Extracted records

* * * * * * *

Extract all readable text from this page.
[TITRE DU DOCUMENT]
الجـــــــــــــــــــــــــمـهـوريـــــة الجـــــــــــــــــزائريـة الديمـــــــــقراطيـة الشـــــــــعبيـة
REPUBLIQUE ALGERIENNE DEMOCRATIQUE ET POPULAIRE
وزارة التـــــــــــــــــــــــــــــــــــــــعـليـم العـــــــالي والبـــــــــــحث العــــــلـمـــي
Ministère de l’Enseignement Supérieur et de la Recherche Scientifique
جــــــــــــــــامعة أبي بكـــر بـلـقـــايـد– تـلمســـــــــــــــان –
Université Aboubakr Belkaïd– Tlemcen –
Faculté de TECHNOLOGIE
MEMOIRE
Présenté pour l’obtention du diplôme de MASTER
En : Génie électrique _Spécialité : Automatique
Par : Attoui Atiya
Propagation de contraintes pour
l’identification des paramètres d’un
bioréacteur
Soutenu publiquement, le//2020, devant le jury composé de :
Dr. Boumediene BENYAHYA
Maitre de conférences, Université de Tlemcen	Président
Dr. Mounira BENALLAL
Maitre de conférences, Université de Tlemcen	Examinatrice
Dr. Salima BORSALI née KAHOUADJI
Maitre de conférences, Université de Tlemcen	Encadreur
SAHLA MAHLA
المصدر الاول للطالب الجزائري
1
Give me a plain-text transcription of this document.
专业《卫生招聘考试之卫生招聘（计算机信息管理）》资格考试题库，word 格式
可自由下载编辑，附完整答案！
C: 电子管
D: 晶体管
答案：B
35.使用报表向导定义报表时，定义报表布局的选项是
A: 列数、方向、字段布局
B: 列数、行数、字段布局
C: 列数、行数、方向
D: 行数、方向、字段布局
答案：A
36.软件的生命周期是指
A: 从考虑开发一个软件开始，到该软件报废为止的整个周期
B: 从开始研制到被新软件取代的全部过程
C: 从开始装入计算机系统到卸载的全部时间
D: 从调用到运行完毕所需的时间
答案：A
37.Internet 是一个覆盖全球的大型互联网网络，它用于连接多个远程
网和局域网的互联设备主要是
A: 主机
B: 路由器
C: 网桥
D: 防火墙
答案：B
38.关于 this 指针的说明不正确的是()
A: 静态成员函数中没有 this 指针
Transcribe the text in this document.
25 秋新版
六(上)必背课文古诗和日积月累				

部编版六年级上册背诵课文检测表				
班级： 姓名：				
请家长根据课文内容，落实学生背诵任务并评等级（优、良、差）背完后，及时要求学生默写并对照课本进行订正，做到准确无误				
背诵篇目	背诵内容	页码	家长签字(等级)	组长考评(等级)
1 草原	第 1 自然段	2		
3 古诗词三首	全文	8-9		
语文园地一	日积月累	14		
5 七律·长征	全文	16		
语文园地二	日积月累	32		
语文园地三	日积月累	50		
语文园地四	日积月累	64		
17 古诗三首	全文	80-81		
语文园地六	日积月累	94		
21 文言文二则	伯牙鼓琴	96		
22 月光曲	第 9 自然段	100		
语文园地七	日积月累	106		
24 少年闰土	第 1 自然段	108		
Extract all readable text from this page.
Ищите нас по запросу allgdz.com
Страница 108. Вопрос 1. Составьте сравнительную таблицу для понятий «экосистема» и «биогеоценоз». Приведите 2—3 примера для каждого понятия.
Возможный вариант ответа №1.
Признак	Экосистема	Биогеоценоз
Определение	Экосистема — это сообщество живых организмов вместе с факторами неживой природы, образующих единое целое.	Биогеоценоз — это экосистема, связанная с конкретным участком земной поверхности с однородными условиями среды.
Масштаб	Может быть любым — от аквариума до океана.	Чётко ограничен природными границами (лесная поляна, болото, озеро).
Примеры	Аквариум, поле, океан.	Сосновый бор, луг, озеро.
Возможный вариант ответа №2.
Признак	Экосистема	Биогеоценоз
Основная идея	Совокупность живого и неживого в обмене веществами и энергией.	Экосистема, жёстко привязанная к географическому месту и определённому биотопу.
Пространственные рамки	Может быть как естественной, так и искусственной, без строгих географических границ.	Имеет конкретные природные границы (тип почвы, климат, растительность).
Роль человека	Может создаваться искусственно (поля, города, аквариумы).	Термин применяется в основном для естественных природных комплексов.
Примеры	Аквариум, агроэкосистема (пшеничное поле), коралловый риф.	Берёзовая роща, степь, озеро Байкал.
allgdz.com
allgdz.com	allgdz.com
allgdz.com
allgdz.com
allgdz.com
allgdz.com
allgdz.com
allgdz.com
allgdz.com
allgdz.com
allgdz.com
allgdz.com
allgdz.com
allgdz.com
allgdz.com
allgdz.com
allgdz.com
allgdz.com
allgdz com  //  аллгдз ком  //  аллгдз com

* * * * * * *

* **Description of the task**: Copy out each line that contains the word "ответа".

* **Response to the exercise**:
Возможный вариант ответа №1.
Возможный вариант ответа №2.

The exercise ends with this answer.